> SHORT EXERCISE: Pull every line containing "Threads" out of the material below.
** START **
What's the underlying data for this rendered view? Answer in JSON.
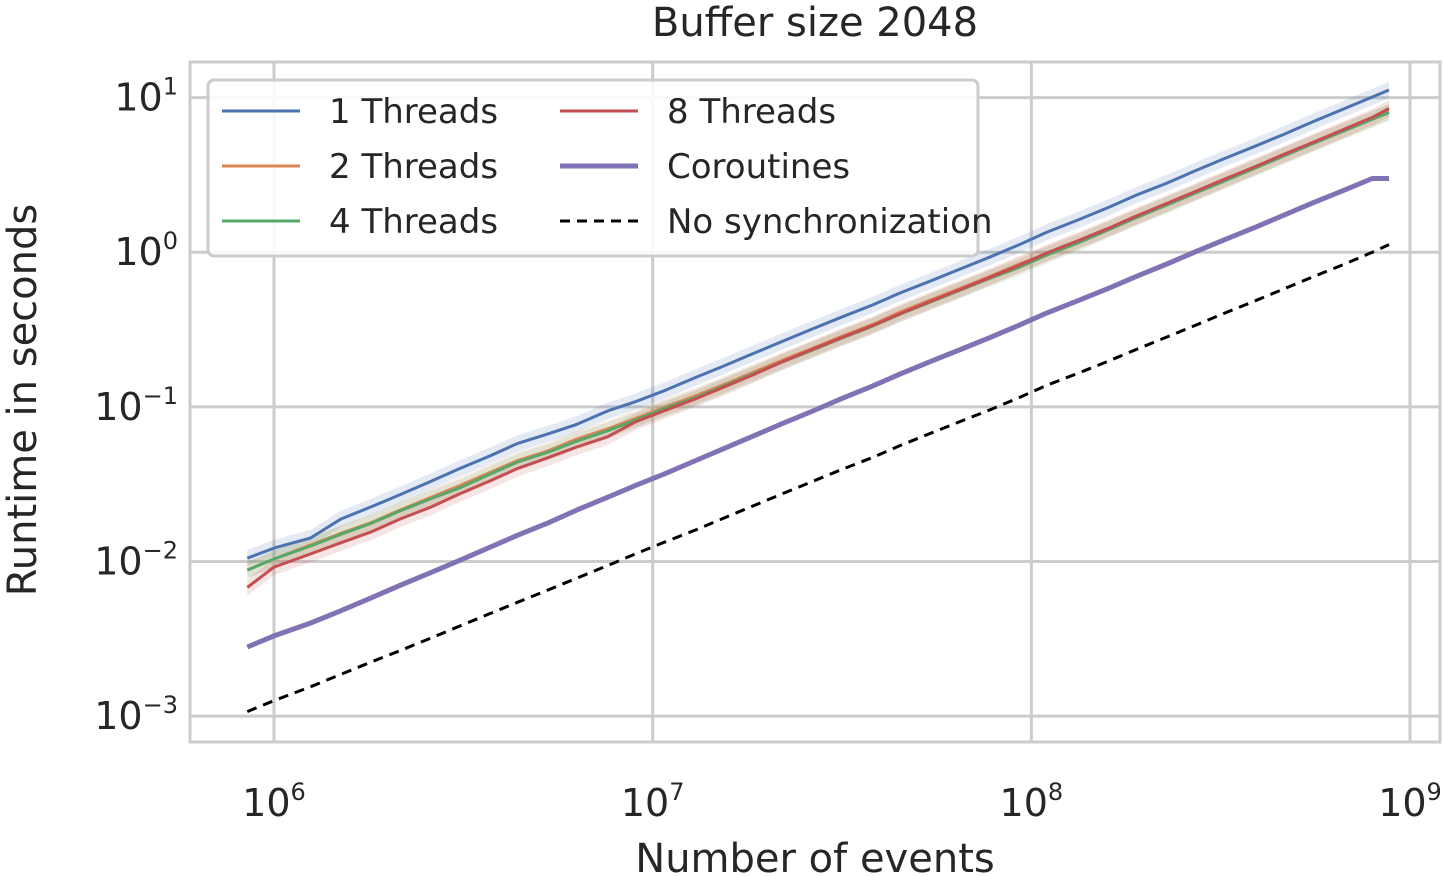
{
  "chart_data": {
    "type": "line",
    "title": "Buffer size 2048",
    "xlabel": "Number of events",
    "ylabel": "Runtime in seconds",
    "xscale": "log",
    "yscale": "log",
    "xlim": [
      600000,
      1200000000
    ],
    "ylim": [
      0.00068,
      17
    ],
    "grid": true,
    "legend_position": "top-left",
    "legend_columns": 2,
    "xticks": [
      {
        "base": "10",
        "exp": "6"
      },
      {
        "base": "10",
        "exp": "7"
      },
      {
        "base": "10",
        "exp": "8"
      },
      {
        "base": "10",
        "exp": "9"
      }
    ],
    "xtick_values": [
      1000000,
      10000000,
      100000000,
      1000000000
    ],
    "yticks": [
      {
        "base": "10",
        "exp": "−3"
      },
      {
        "base": "10",
        "exp": "−2"
      },
      {
        "base": "10",
        "exp": "−1"
      },
      {
        "base": "10",
        "exp": "0"
      },
      {
        "base": "10",
        "exp": "1"
      }
    ],
    "ytick_values": [
      0.001,
      0.01,
      0.1,
      1,
      10
    ],
    "x": [
      850000,
      1000000,
      1250000,
      1500000,
      1800000,
      2150000,
      2600000,
      3100000,
      3700000,
      4400000,
      5300000,
      6300000,
      7600000,
      9000000,
      10800000,
      13000000,
      15500000,
      18500000,
      22000000,
      26500000,
      31500000,
      38000000,
      45000000,
      54000000,
      65000000,
      78000000,
      93000000,
      110000000,
      133000000,
      160000000,
      190000000,
      228000000,
      272000000,
      325000000,
      390000000,
      465000000,
      555000000,
      665000000,
      795000000,
      880000000
    ],
    "series": [
      {
        "name": "1 Threads",
        "color": "#4c72b0",
        "stroke_width": 3,
        "values": [
          0.0105,
          0.0122,
          0.0142,
          0.0188,
          0.0225,
          0.027,
          0.033,
          0.04,
          0.048,
          0.058,
          0.067,
          0.077,
          0.094,
          0.108,
          0.128,
          0.155,
          0.185,
          0.222,
          0.265,
          0.32,
          0.38,
          0.455,
          0.545,
          0.65,
          0.78,
          0.935,
          1.12,
          1.35,
          1.62,
          1.95,
          2.35,
          2.8,
          3.38,
          4.05,
          4.85,
          5.8,
          7.0,
          8.4,
          10.1,
          11.2
        ]
      },
      {
        "name": "2 Threads",
        "color": "#dd8452",
        "stroke_width": 3,
        "values": [
          0.0088,
          0.0104,
          0.0128,
          0.0152,
          0.0178,
          0.0215,
          0.026,
          0.031,
          0.0375,
          0.045,
          0.052,
          0.062,
          0.072,
          0.084,
          0.1,
          0.118,
          0.14,
          0.168,
          0.2,
          0.24,
          0.285,
          0.34,
          0.41,
          0.49,
          0.585,
          0.7,
          0.84,
          0.98,
          1.18,
          1.42,
          1.7,
          2.04,
          2.45,
          2.95,
          3.55,
          4.25,
          5.1,
          6.1,
          7.3,
          8.1
        ]
      },
      {
        "name": "4 Threads",
        "color": "#55a868",
        "stroke_width": 3,
        "values": [
          0.0088,
          0.0104,
          0.0126,
          0.015,
          0.0176,
          0.0212,
          0.0255,
          0.03,
          0.0365,
          0.044,
          0.051,
          0.06,
          0.07,
          0.082,
          0.098,
          0.115,
          0.137,
          0.164,
          0.195,
          0.234,
          0.278,
          0.332,
          0.398,
          0.475,
          0.57,
          0.68,
          0.8,
          0.96,
          1.15,
          1.4,
          1.68,
          2.02,
          2.42,
          2.9,
          3.5,
          4.2,
          5.05,
          6.05,
          7.25,
          8.0
        ]
      },
      {
        "name": "8 Threads",
        "color": "#c44e52",
        "stroke_width": 3,
        "values": [
          0.0068,
          0.0092,
          0.0112,
          0.0132,
          0.0155,
          0.0188,
          0.0225,
          0.0275,
          0.033,
          0.04,
          0.047,
          0.055,
          0.064,
          0.08,
          0.095,
          0.113,
          0.135,
          0.162,
          0.196,
          0.236,
          0.28,
          0.335,
          0.4,
          0.48,
          0.575,
          0.69,
          0.825,
          0.99,
          1.19,
          1.43,
          1.72,
          2.07,
          2.48,
          2.98,
          3.58,
          4.3,
          5.15,
          6.2,
          7.45,
          8.5
        ]
      },
      {
        "name": "Coroutines",
        "color": "#8172b3",
        "stroke_width": 5,
        "values": [
          0.0028,
          0.0033,
          0.004,
          0.0048,
          0.0058,
          0.007,
          0.0085,
          0.0102,
          0.0123,
          0.0148,
          0.0178,
          0.0215,
          0.026,
          0.031,
          0.037,
          0.045,
          0.054,
          0.065,
          0.078,
          0.094,
          0.113,
          0.136,
          0.163,
          0.196,
          0.235,
          0.282,
          0.338,
          0.405,
          0.487,
          0.585,
          0.7,
          0.84,
          1.01,
          1.21,
          1.45,
          1.74,
          2.09,
          2.5,
          3.0,
          3.0
        ]
      },
      {
        "name": "No synchronization",
        "color": "#000000",
        "stroke_width": 3,
        "dashed": true,
        "values": [
          0.00107,
          0.00126,
          0.00155,
          0.00186,
          0.00223,
          0.00265,
          0.0032,
          0.00383,
          0.00458,
          0.00545,
          0.00655,
          0.0078,
          0.0094,
          0.0112,
          0.0134,
          0.016,
          0.0192,
          0.023,
          0.0274,
          0.033,
          0.0393,
          0.047,
          0.0562,
          0.0673,
          0.0805,
          0.096,
          0.115,
          0.138,
          0.165,
          0.198,
          0.236,
          0.283,
          0.338,
          0.405,
          0.485,
          0.58,
          0.695,
          0.83,
          1.0,
          1.12
        ]
      }
    ]
  }
}
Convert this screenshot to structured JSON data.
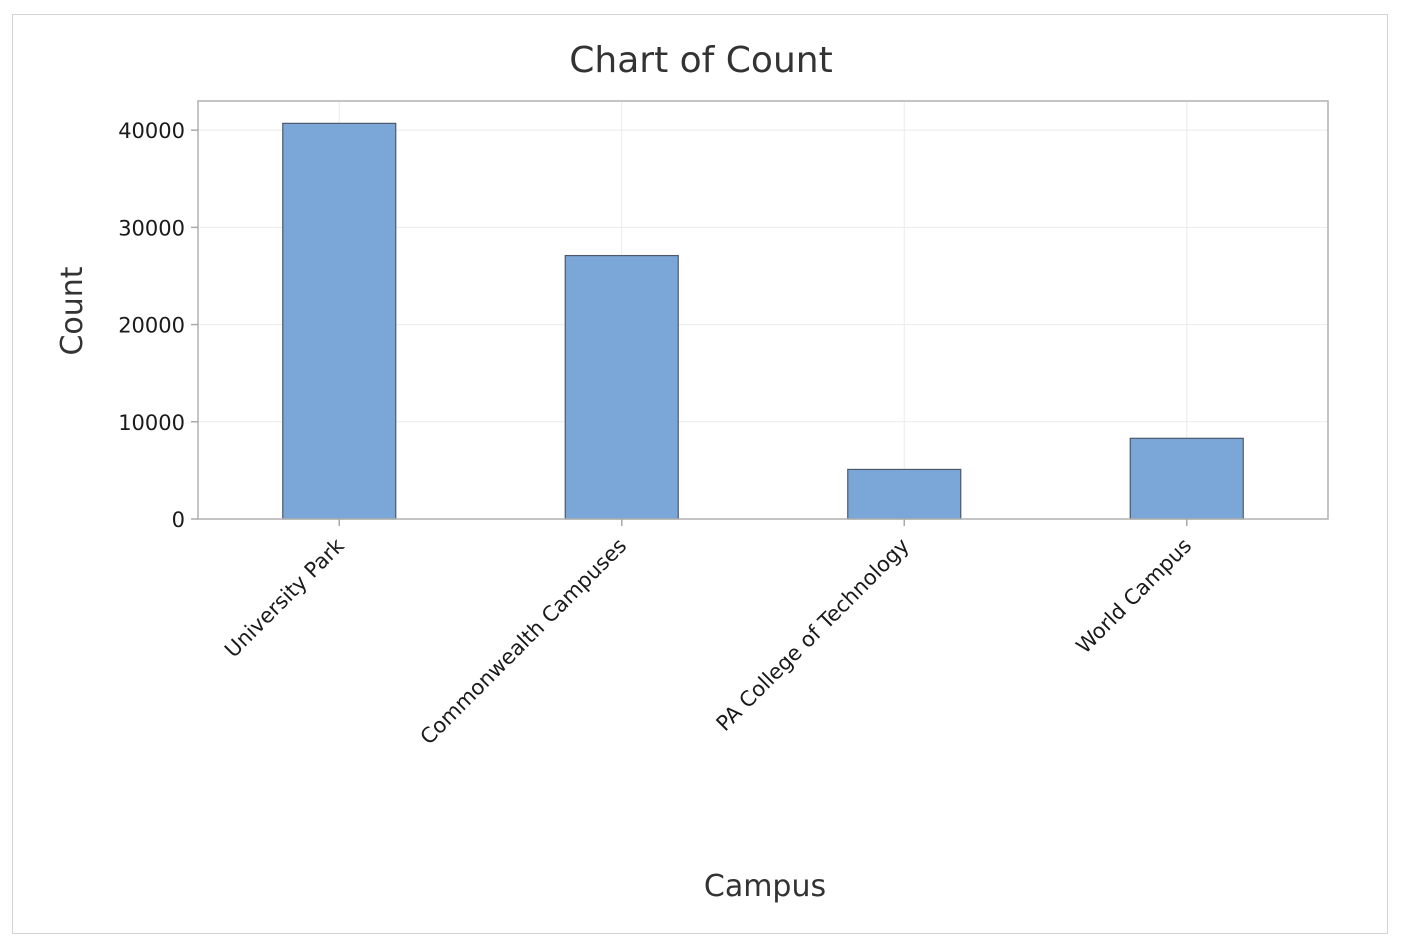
{
  "chart_data": {
    "type": "bar",
    "title": "Chart of Count",
    "xlabel": "Campus",
    "ylabel": "Count",
    "categories": [
      "University Park",
      "Commonwealth Campuses",
      "PA College of Technology",
      "World Campus"
    ],
    "values": [
      40700,
      27100,
      5100,
      8300
    ],
    "ylim": [
      0,
      43000
    ],
    "yticks": [
      0,
      10000,
      20000,
      30000,
      40000
    ],
    "grid": true,
    "bar_color": "#7ba6d8",
    "bar_edge_color": "#4d5a6b",
    "grid_color": "#ebebeb",
    "axis_color": "#aaaaaa"
  }
}
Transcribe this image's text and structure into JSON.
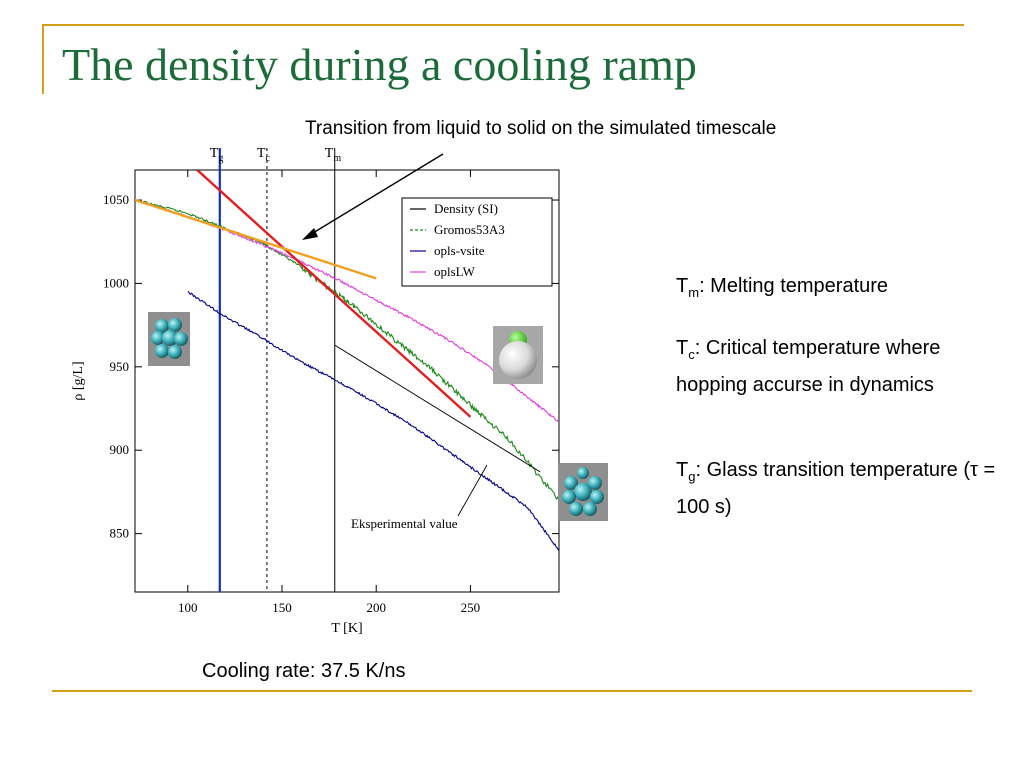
{
  "slide": {
    "title": "The density during a cooling ramp",
    "annotation": "Transition from liquid to solid on the simulated timescale",
    "footer": "Cooling rate: 37.5 K/ns"
  },
  "definitions": [
    {
      "sym": "T",
      "sub": "m",
      "text": ": Melting temperature"
    },
    {
      "sym": "T",
      "sub": "c",
      "text": ": Critical temperature where hopping accurse in dynamics"
    },
    {
      "sym": "T",
      "sub": "g",
      "text": ": Glass transition temperature (τ = 100 s)"
    }
  ],
  "colors": {
    "title": "#1d6b3a",
    "rule": "#d4a017",
    "density_si": "#000000",
    "gromos": "#1a8a1a",
    "opls_vsite": "#00008b",
    "oplsLW": "#e040e0",
    "fit_red": "#e02020",
    "fit_orange": "#f0a020",
    "tg_line": "#1030c0"
  },
  "chart_data": {
    "type": "line",
    "xlabel": "T [K]",
    "ylabel": "ρ [g/L]",
    "xlim": [
      72,
      297
    ],
    "ylim": [
      815,
      1068
    ],
    "xticks": [
      100,
      150,
      200,
      250
    ],
    "yticks": [
      850,
      900,
      950,
      1000,
      1050
    ],
    "legend_position": "top-right",
    "series": [
      {
        "name": "Density (SI)",
        "style": "solid",
        "x": [],
        "y": []
      },
      {
        "name": "Gromos53A3",
        "style": "dashed",
        "x": [
          72,
          100,
          120,
          140,
          160,
          175,
          190,
          210,
          230,
          250,
          270,
          297
        ],
        "y": [
          1050,
          1042,
          1033,
          1024,
          1010,
          997,
          985,
          966,
          948,
          927,
          907,
          870
        ]
      },
      {
        "name": "opls-vsite",
        "style": "solid",
        "x": [
          100,
          120,
          140,
          160,
          180,
          200,
          220,
          240,
          260,
          280,
          297
        ],
        "y": [
          995,
          980,
          967,
          953,
          941,
          928,
          914,
          898,
          882,
          866,
          840
        ]
      },
      {
        "name": "oplsLW",
        "style": "solid",
        "x": [
          72,
          100,
          120,
          140,
          160,
          180,
          200,
          220,
          240,
          260,
          280,
          297
        ],
        "y": [
          1050,
          1040,
          1032,
          1023,
          1013,
          1002,
          990,
          978,
          965,
          950,
          932,
          917
        ]
      }
    ],
    "fits": [
      {
        "color": "red",
        "x": [
          105,
          250
        ],
        "y": [
          1068,
          920
        ]
      },
      {
        "color": "orange",
        "x": [
          72,
          200
        ],
        "y": [
          1050,
          1003
        ]
      }
    ],
    "experimental_value": {
      "label": "Eksperimental value",
      "x": [
        178,
        287
      ],
      "y": [
        963,
        887
      ]
    },
    "vlines": [
      {
        "label": "T",
        "sub": "g",
        "x": 117,
        "style": "solid",
        "color": "blue"
      },
      {
        "label": "T",
        "sub": "c",
        "x": 142,
        "style": "dashed",
        "color": "black"
      },
      {
        "label": "T",
        "sub": "m",
        "x": 178,
        "style": "solid",
        "color": "black"
      }
    ]
  },
  "icons": [
    "cluster-molecule-icon",
    "diatomic-molecule-icon",
    "hexagonal-molecule-icon"
  ]
}
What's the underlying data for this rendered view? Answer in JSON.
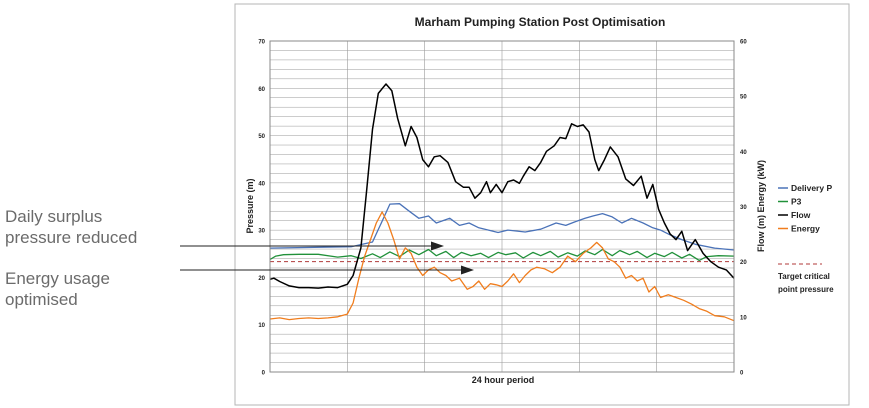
{
  "annotations": {
    "surplus_line1": "Daily surplus",
    "surplus_line2": "pressure reduced",
    "energy_line1": "Energy usage",
    "energy_line2": "optimised"
  },
  "colors": {
    "delivery_p": "#4a72b8",
    "p3": "#21913a",
    "flow": "#000000",
    "energy": "#f07d1d",
    "target": "#b03a3a",
    "grid": "#9a9a9a",
    "annotation_text": "#6b6b6b"
  },
  "chart_data": {
    "type": "line",
    "title": "Marham Pumping Station Post Optimisation",
    "xlabel": "24 hour period",
    "ylabel_left": "Pressure (m)",
    "ylabel_right": "Flow (m) Energy (kW)",
    "ylim_left": [
      0,
      70
    ],
    "ylim_right": [
      0,
      60
    ],
    "yticks_left": [
      "0",
      "10",
      "20",
      "30",
      "40",
      "50",
      "60",
      "70"
    ],
    "yticks_right": [
      "0",
      "10",
      "20",
      "30",
      "40",
      "50",
      "60"
    ],
    "x_range": [
      0,
      24
    ],
    "x_gridlines": [
      4,
      8,
      12,
      16,
      20
    ],
    "grid": true,
    "legend_position": "right",
    "target_label_line1": "Target critical",
    "target_label_line2": "point pressure",
    "target_value": 20,
    "series": [
      {
        "name": "Delivery P",
        "axis": "left",
        "x": [
          0,
          4.2,
          5.3,
          5.7,
          6.2,
          6.7,
          7.2,
          7.7,
          8.2,
          8.6,
          9.3,
          9.8,
          10.3,
          10.8,
          11.3,
          11.8,
          12.3,
          13.2,
          14,
          14.8,
          15.3,
          15.8,
          16.3,
          16.7,
          17.2,
          17.7,
          18.2,
          18.7,
          19.3,
          19.8,
          20.2,
          20.7,
          21.3,
          22,
          23,
          24
        ],
        "y": [
          26.2,
          26.5,
          27.5,
          31,
          35.5,
          35.6,
          34,
          32.5,
          33,
          31.5,
          32.5,
          31,
          31.5,
          30.5,
          30,
          29.5,
          30,
          29.6,
          30.2,
          31.5,
          31,
          31.8,
          32.5,
          33,
          33.5,
          32.8,
          31.5,
          32.5,
          31.5,
          30.5,
          30,
          29,
          28,
          27,
          26.2,
          25.8
        ]
      },
      {
        "name": "P3",
        "axis": "left",
        "x": [
          0,
          0.3,
          0.7,
          1.5,
          2.5,
          3.5,
          4.2,
          4.7,
          5.3,
          5.7,
          6.2,
          6.7,
          7.2,
          7.7,
          8.2,
          8.6,
          9.1,
          9.5,
          9.9,
          10.4,
          10.9,
          11.3,
          11.8,
          12.2,
          12.7,
          13.1,
          13.6,
          14,
          14.5,
          14.9,
          15.4,
          15.9,
          16.3,
          16.8,
          17.2,
          17.7,
          18.1,
          18.6,
          19,
          19.5,
          19.9,
          20.4,
          20.8,
          21.3,
          21.7,
          22.2,
          22.6,
          23.2,
          24
        ],
        "y": [
          23.8,
          24.5,
          24.8,
          24.9,
          24.9,
          24.3,
          24.6,
          24,
          25,
          24.2,
          25.4,
          24.4,
          25.8,
          24.8,
          25.9,
          24.6,
          25.5,
          24.2,
          25.3,
          24.6,
          25.1,
          24.2,
          25.3,
          24.8,
          25.2,
          24.1,
          25.3,
          24.6,
          25.5,
          24.3,
          25.2,
          24.5,
          25.6,
          24.8,
          25.9,
          24.6,
          25.7,
          24.8,
          25.5,
          24.2,
          25.1,
          24.4,
          25.3,
          24.1,
          24.9,
          23.6,
          24.4,
          24.6,
          24.5
        ]
      },
      {
        "name": "Flow",
        "axis": "right",
        "x": [
          0,
          0.2,
          0.5,
          1,
          1.5,
          2,
          2.5,
          3,
          3.5,
          4,
          4.3,
          4.7,
          5,
          5.3,
          5.6,
          6,
          6.3,
          6.6,
          7,
          7.3,
          7.6,
          7.9,
          8.2,
          8.5,
          8.8,
          9.2,
          9.6,
          10,
          10.3,
          10.6,
          10.9,
          11.2,
          11.4,
          11.7,
          12,
          12.3,
          12.6,
          12.9,
          13.1,
          13.4,
          13.7,
          14,
          14.3,
          14.7,
          15,
          15.3,
          15.6,
          15.9,
          16.2,
          16.5,
          16.8,
          17,
          17.3,
          17.6,
          18,
          18.4,
          18.8,
          19.2,
          19.5,
          19.8,
          20.1,
          20.4,
          20.7,
          21,
          21.3,
          21.6,
          22,
          22.4,
          22.8,
          23.2,
          23.6,
          24
        ],
        "y": [
          16.8,
          17,
          16.4,
          15.6,
          15.3,
          15.3,
          15.2,
          15.4,
          15.3,
          15.9,
          17.5,
          22.5,
          33,
          44,
          50.5,
          52.2,
          51,
          46,
          41,
          44.5,
          42.5,
          38.5,
          37.2,
          39,
          39.2,
          38,
          34.5,
          33.5,
          33.5,
          31.5,
          32.5,
          34.5,
          32.5,
          34,
          32.5,
          34.5,
          34.8,
          34.2,
          35.5,
          37.2,
          36.5,
          38,
          40,
          41,
          42.5,
          42.3,
          45,
          44.5,
          44.8,
          43.5,
          38.5,
          36.5,
          38.5,
          40.8,
          39,
          35,
          33.8,
          35.5,
          31.5,
          34,
          29.5,
          27,
          25,
          24,
          25.5,
          22,
          24,
          21.5,
          20,
          19,
          18.5,
          17
        ]
      },
      {
        "name": "Energy",
        "axis": "right",
        "x": [
          0,
          0.5,
          1,
          1.5,
          2,
          2.5,
          3,
          3.5,
          4,
          4.3,
          4.6,
          4.9,
          5.2,
          5.5,
          5.8,
          6.1,
          6.4,
          6.7,
          7,
          7.3,
          7.6,
          7.9,
          8.2,
          8.5,
          8.8,
          9.1,
          9.4,
          9.8,
          10.2,
          10.5,
          10.8,
          11.1,
          11.4,
          11.7,
          12,
          12.3,
          12.6,
          12.9,
          13.2,
          13.5,
          13.8,
          14.2,
          14.6,
          15,
          15.4,
          15.8,
          16.2,
          16.6,
          16.9,
          17.2,
          17.5,
          17.8,
          18.1,
          18.4,
          18.7,
          19,
          19.3,
          19.6,
          19.9,
          20.2,
          20.6,
          21,
          21.4,
          21.8,
          22.2,
          22.6,
          23,
          23.5,
          24
        ],
        "y": [
          9.6,
          9.8,
          9.5,
          9.7,
          9.8,
          9.7,
          9.8,
          10,
          10.5,
          12.5,
          17,
          21,
          24,
          27,
          29,
          27,
          24,
          20.5,
          22.5,
          21.5,
          19,
          17.5,
          18.5,
          19,
          18,
          17.5,
          16.5,
          17,
          15,
          15.5,
          16.5,
          15,
          16,
          15.8,
          15.5,
          16.5,
          17.8,
          16.2,
          17.5,
          18.5,
          19,
          18.7,
          18,
          19,
          21,
          20,
          21.5,
          22.5,
          23.5,
          22.5,
          20.5,
          20,
          19,
          17,
          17.5,
          16.5,
          17,
          14.5,
          15.5,
          13.5,
          14,
          13.5,
          13,
          12.3,
          11.5,
          11,
          10.2,
          10,
          9.3
        ]
      }
    ]
  }
}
** END **
> RESPONSE:
        "name": "1 Threads",
        "name": "2 Threads",
        "name": "4 Threads",
        "name": "8 Threads",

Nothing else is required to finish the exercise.